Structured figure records
□ □ □ □ □ □ □
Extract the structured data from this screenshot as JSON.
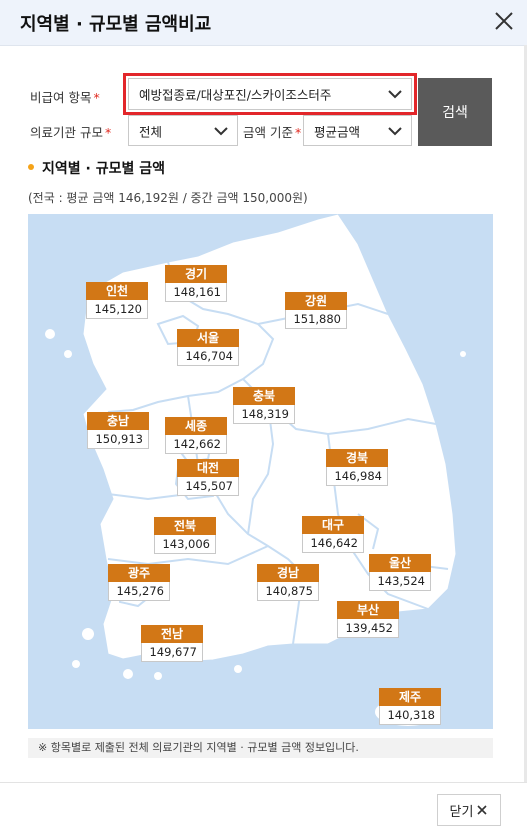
{
  "dialog": {
    "title": "지역별 · 규모별 금액비교"
  },
  "filters": {
    "item_label": "비급여 항목",
    "item_value": "예방접종료/대상포진/스카이조스터주",
    "institution_label": "의료기관 규모",
    "institution_value": "전체",
    "amount_label": "금액 기준",
    "amount_value": "평균금액",
    "required_mark": "*",
    "search_label": "검색"
  },
  "section": {
    "title": "지역별 · 규모별 금액",
    "summary": "(전국 : 평균 금액 146,192원 / 중간 금액 150,000원)"
  },
  "regions": [
    {
      "name": "인천",
      "value": "145,120"
    },
    {
      "name": "경기",
      "value": "148,161"
    },
    {
      "name": "강원",
      "value": "151,880"
    },
    {
      "name": "서울",
      "value": "146,704"
    },
    {
      "name": "충북",
      "value": "148,319"
    },
    {
      "name": "충남",
      "value": "150,913"
    },
    {
      "name": "세종",
      "value": "142,662"
    },
    {
      "name": "대전",
      "value": "145,507"
    },
    {
      "name": "경북",
      "value": "146,984"
    },
    {
      "name": "전북",
      "value": "143,006"
    },
    {
      "name": "대구",
      "value": "146,642"
    },
    {
      "name": "광주",
      "value": "145,276"
    },
    {
      "name": "경남",
      "value": "140,875"
    },
    {
      "name": "울산",
      "value": "143,524"
    },
    {
      "name": "부산",
      "value": "139,452"
    },
    {
      "name": "전남",
      "value": "149,677"
    },
    {
      "name": "제주",
      "value": "140,318"
    }
  ],
  "note": "※ 항목별로 제출된 전체 의료기관의 지역별 · 규모별 금액 정보입니다.",
  "footer": {
    "close_label": "닫기"
  },
  "colors": {
    "header_bg": "#eef3fb",
    "label_bg": "#d27716",
    "sea": "#c7ddf3",
    "land": "#ffffff",
    "highlight": "#e2262a",
    "search_btn": "#5a5a5a",
    "bullet": "#f5a318"
  },
  "icons": {
    "close": "close-icon",
    "dropdown": "chevron-down-icon"
  }
}
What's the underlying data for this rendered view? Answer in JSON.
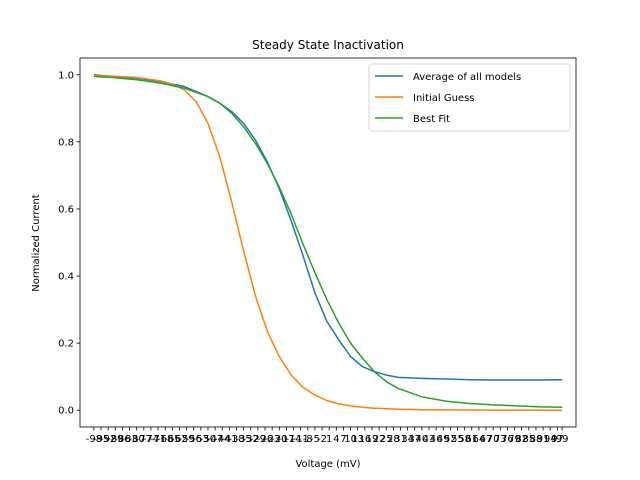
{
  "chart_data": {
    "type": "line",
    "title": "Steady State Inactivation",
    "xlabel": "Voltage (mV)",
    "ylabel": "Normalized Current",
    "ylim": [
      -0.05,
      1.05
    ],
    "y_ticks": [
      "0.0",
      "0.2",
      "0.4",
      "0.6",
      "0.8",
      "1.0"
    ],
    "x_tick_labels": [
      "-98",
      "-95",
      "-92",
      "-89",
      "-86",
      "-83",
      "-80",
      "-77",
      "-74",
      "-71",
      "-68",
      "-65",
      "-62",
      "-59",
      "-56",
      "-53",
      "-50",
      "-47",
      "-44",
      "-41",
      "-38",
      "-35",
      "-32",
      "-29",
      "-26",
      "-23",
      "-20",
      "-17",
      "-14",
      "-11",
      "-8",
      "-5",
      "-2",
      "1",
      "4",
      "7",
      "10",
      "13",
      "16",
      "19",
      "22",
      "25",
      "28",
      "31",
      "34",
      "37",
      "40",
      "43",
      "46",
      "49",
      "52",
      "55",
      "58",
      "61",
      "64",
      "67",
      "70",
      "73",
      "76",
      "79",
      "82",
      "85",
      "88",
      "91",
      "94",
      "97",
      "99"
    ],
    "x_tick_labels_note": "",
    "legend_position": "upper-right",
    "series": [
      {
        "name": "Average of all models",
        "color": "#1f77b4",
        "x": [
          -98,
          -90,
          -80,
          -70,
          -60,
          -50,
          -45,
          -40,
          -35,
          -30,
          -25,
          -20,
          -15,
          -10,
          -5,
          0,
          5,
          10,
          15,
          20,
          25,
          30,
          40,
          50,
          60,
          70,
          80,
          90,
          99
        ],
        "y": [
          1.0,
          0.995,
          0.99,
          0.98,
          0.965,
          0.935,
          0.915,
          0.89,
          0.855,
          0.805,
          0.74,
          0.66,
          0.565,
          0.46,
          0.35,
          0.265,
          0.21,
          0.16,
          0.13,
          0.115,
          0.105,
          0.098,
          0.095,
          0.093,
          0.091,
          0.09,
          0.09,
          0.09,
          0.091
        ]
      },
      {
        "name": "Initial Guess",
        "color": "#ff7f0e",
        "x": [
          -98,
          -90,
          -80,
          -70,
          -65,
          -60,
          -55,
          -50,
          -45,
          -40,
          -35,
          -30,
          -25,
          -20,
          -15,
          -10,
          -5,
          0,
          5,
          10,
          15,
          20,
          30,
          40,
          50,
          60,
          70,
          80,
          90,
          99
        ],
        "y": [
          0.998,
          0.996,
          0.992,
          0.982,
          0.972,
          0.955,
          0.92,
          0.855,
          0.755,
          0.62,
          0.475,
          0.34,
          0.235,
          0.16,
          0.105,
          0.068,
          0.045,
          0.029,
          0.019,
          0.013,
          0.009,
          0.006,
          0.003,
          0.0015,
          0.001,
          0.0006,
          0.0004,
          0.0003,
          0.0002,
          0.0001
        ]
      },
      {
        "name": "Best Fit",
        "color": "#2ca02c",
        "x": [
          -98,
          -90,
          -80,
          -70,
          -60,
          -50,
          -45,
          -40,
          -35,
          -30,
          -25,
          -20,
          -15,
          -10,
          -5,
          0,
          5,
          10,
          15,
          20,
          25,
          30,
          40,
          50,
          60,
          70,
          80,
          90,
          99
        ],
        "y": [
          0.995,
          0.992,
          0.985,
          0.975,
          0.96,
          0.935,
          0.915,
          0.885,
          0.845,
          0.795,
          0.735,
          0.665,
          0.585,
          0.495,
          0.41,
          0.33,
          0.26,
          0.2,
          0.155,
          0.115,
          0.085,
          0.065,
          0.04,
          0.027,
          0.02,
          0.016,
          0.013,
          0.01,
          0.009
        ]
      }
    ]
  }
}
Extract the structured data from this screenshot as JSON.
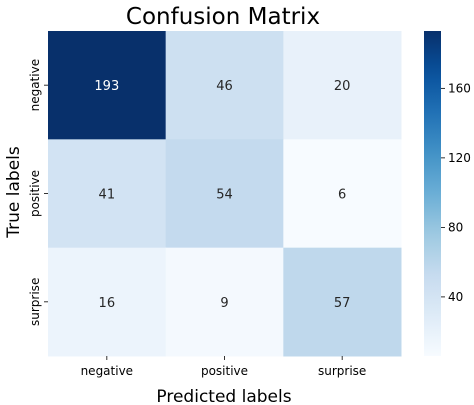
□ □ □ □ □ □ □
### [WHAT IS REQUIRED]
Each line above is to be copied verbatim. Drop any image from the copy.

### [SOLUTION TO THIS PROBLEM]
Extract the structured data from this screenshot as JSON.
{
  "dialog": {
    "title": "지역별 · 규모별 금액비교"
  },
  "filters": {
    "item_label": "비급여 항목",
    "item_value": "예방접종료/대상포진/스카이조스터주",
    "institution_label": "의료기관 규모",
    "institution_value": "전체",
    "amount_label": "금액 기준",
    "amount_value": "평균금액",
    "required_mark": "*",
    "search_label": "검색"
  },
  "section": {
    "title": "지역별 · 규모별 금액",
    "summary": "(전국 : 평균 금액 146,192원 / 중간 금액 150,000원)"
  },
  "regions": [
    {
      "name": "인천",
      "value": "145,120"
    },
    {
      "name": "경기",
      "value": "148,161"
    },
    {
      "name": "강원",
      "value": "151,880"
    },
    {
      "name": "서울",
      "value": "146,704"
    },
    {
      "name": "충북",
      "value": "148,319"
    },
    {
      "name": "충남",
      "value": "150,913"
    },
    {
      "name": "세종",
      "value": "142,662"
    },
    {
      "name": "대전",
      "value": "145,507"
    },
    {
      "name": "경북",
      "value": "146,984"
    },
    {
      "name": "전북",
      "value": "143,006"
    },
    {
      "name": "대구",
      "value": "146,642"
    },
    {
      "name": "광주",
      "value": "145,276"
    },
    {
      "name": "경남",
      "value": "140,875"
    },
    {
      "name": "울산",
      "value": "143,524"
    },
    {
      "name": "부산",
      "value": "139,452"
    },
    {
      "name": "전남",
      "value": "149,677"
    },
    {
      "name": "제주",
      "value": "140,318"
    }
  ],
  "note": "※ 항목별로 제출된 전체 의료기관의 지역별 · 규모별 금액 정보입니다.",
  "footer": {
    "close_label": "닫기"
  },
  "colors": {
    "header_bg": "#eef3fb",
    "label_bg": "#d27716",
    "sea": "#c7ddf3",
    "land": "#ffffff",
    "highlight": "#e2262a",
    "search_btn": "#5a5a5a",
    "bullet": "#f5a318"
  },
  "icons": {
    "close": "close-icon",
    "dropdown": "chevron-down-icon"
  }
}
What's the underlying data for this rendered view? Answer in JSON.
{
  "chart_data": {
    "type": "line",
    "title": "Steady State Inactivation",
    "xlabel": "Voltage (mV)",
    "ylabel": "Normalized Current",
    "ylim": [
      -0.05,
      1.05
    ],
    "y_ticks": [
      "0.0",
      "0.2",
      "0.4",
      "0.6",
      "0.8",
      "1.0"
    ],
    "x_tick_labels": [
      "-98",
      "-95",
      "-92",
      "-89",
      "-86",
      "-83",
      "-80",
      "-77",
      "-74",
      "-71",
      "-68",
      "-65",
      "-62",
      "-59",
      "-56",
      "-53",
      "-50",
      "-47",
      "-44",
      "-41",
      "-38",
      "-35",
      "-32",
      "-29",
      "-26",
      "-23",
      "-20",
      "-17",
      "-14",
      "-11",
      "-8",
      "-5",
      "-2",
      "1",
      "4",
      "7",
      "10",
      "13",
      "16",
      "19",
      "22",
      "25",
      "28",
      "31",
      "34",
      "37",
      "40",
      "43",
      "46",
      "49",
      "52",
      "55",
      "58",
      "61",
      "64",
      "67",
      "70",
      "73",
      "76",
      "79",
      "82",
      "85",
      "88",
      "91",
      "94",
      "97",
      "99"
    ],
    "x_tick_labels_note": "",
    "legend_position": "upper-right",
    "series": [
      {
        "name": "Average of all models",
        "color": "#1f77b4",
        "x": [
          -98,
          -90,
          -80,
          -70,
          -60,
          -50,
          -45,
          -40,
          -35,
          -30,
          -25,
          -20,
          -15,
          -10,
          -5,
          0,
          5,
          10,
          15,
          20,
          25,
          30,
          40,
          50,
          60,
          70,
          80,
          90,
          99
        ],
        "y": [
          1.0,
          0.995,
          0.99,
          0.98,
          0.965,
          0.935,
          0.915,
          0.89,
          0.855,
          0.805,
          0.74,
          0.66,
          0.565,
          0.46,
          0.35,
          0.265,
          0.21,
          0.16,
          0.13,
          0.115,
          0.105,
          0.098,
          0.095,
          0.093,
          0.091,
          0.09,
          0.09,
          0.09,
          0.091
        ]
      },
      {
        "name": "Initial Guess",
        "color": "#ff7f0e",
        "x": [
          -98,
          -90,
          -80,
          -70,
          -65,
          -60,
          -55,
          -50,
          -45,
          -40,
          -35,
          -30,
          -25,
          -20,
          -15,
          -10,
          -5,
          0,
          5,
          10,
          15,
          20,
          30,
          40,
          50,
          60,
          70,
          80,
          90,
          99
        ],
        "y": [
          0.998,
          0.996,
          0.992,
          0.982,
          0.972,
          0.955,
          0.92,
          0.855,
          0.755,
          0.62,
          0.475,
          0.34,
          0.235,
          0.16,
          0.105,
          0.068,
          0.045,
          0.029,
          0.019,
          0.013,
          0.009,
          0.006,
          0.003,
          0.0015,
          0.001,
          0.0006,
          0.0004,
          0.0003,
          0.0002,
          0.0001
        ]
      },
      {
        "name": "Best Fit",
        "color": "#2ca02c",
        "x": [
          -98,
          -90,
          -80,
          -70,
          -60,
          -50,
          -45,
          -40,
          -35,
          -30,
          -25,
          -20,
          -15,
          -10,
          -5,
          0,
          5,
          10,
          15,
          20,
          25,
          30,
          40,
          50,
          60,
          70,
          80,
          90,
          99
        ],
        "y": [
          0.995,
          0.992,
          0.985,
          0.975,
          0.96,
          0.935,
          0.915,
          0.885,
          0.845,
          0.795,
          0.735,
          0.665,
          0.585,
          0.495,
          0.41,
          0.33,
          0.26,
          0.2,
          0.155,
          0.115,
          0.085,
          0.065,
          0.04,
          0.027,
          0.02,
          0.016,
          0.013,
          0.01,
          0.009
        ]
      }
    ]
  }
}
Extract the structured data from this screenshot as JSON.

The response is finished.